§ **ABOUT THIS TASK**: Every line containing the word "receptor" must be pulled from the records.

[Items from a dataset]
********

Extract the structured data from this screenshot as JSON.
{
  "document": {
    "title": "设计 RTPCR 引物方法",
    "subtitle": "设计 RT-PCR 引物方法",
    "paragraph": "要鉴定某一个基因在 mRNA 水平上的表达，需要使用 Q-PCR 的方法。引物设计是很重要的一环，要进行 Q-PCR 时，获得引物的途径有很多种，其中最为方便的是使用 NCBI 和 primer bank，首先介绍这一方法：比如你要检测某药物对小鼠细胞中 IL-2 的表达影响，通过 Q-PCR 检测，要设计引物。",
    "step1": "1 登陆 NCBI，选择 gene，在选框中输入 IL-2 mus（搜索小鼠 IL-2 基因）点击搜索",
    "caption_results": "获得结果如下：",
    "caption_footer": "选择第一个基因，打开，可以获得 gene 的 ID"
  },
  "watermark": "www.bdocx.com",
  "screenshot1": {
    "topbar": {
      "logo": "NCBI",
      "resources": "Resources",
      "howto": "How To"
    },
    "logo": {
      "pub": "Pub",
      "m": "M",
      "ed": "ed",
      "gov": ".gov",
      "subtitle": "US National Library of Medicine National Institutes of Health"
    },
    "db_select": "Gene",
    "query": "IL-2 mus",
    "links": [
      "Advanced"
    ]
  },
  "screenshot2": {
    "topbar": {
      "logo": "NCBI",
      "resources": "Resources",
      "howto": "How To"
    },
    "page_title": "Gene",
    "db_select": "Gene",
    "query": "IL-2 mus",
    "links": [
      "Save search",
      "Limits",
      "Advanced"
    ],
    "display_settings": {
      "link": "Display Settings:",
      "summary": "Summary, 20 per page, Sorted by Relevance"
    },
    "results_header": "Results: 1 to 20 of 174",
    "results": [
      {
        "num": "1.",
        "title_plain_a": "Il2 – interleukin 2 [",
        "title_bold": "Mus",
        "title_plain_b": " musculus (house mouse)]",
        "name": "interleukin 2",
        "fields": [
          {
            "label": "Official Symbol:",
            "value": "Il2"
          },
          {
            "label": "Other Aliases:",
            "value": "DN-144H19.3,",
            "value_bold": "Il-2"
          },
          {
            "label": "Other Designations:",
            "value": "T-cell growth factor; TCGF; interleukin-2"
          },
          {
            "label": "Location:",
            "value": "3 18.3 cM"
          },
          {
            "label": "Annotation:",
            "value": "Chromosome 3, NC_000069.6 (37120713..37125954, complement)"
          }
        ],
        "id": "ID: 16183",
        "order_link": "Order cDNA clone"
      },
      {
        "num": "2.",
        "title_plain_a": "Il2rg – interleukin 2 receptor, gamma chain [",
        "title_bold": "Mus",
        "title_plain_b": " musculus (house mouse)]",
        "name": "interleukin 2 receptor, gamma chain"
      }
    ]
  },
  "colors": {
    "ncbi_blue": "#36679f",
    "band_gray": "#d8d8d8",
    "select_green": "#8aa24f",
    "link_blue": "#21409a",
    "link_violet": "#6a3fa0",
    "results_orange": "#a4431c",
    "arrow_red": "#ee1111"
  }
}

********

§ **SOLUTION FOR THIS EXERCISE**:
        "title_plain_a": "Il2rg – interleukin 2 receptor, gamma chain [",
        "name": "interleukin 2 receptor, gamma chain"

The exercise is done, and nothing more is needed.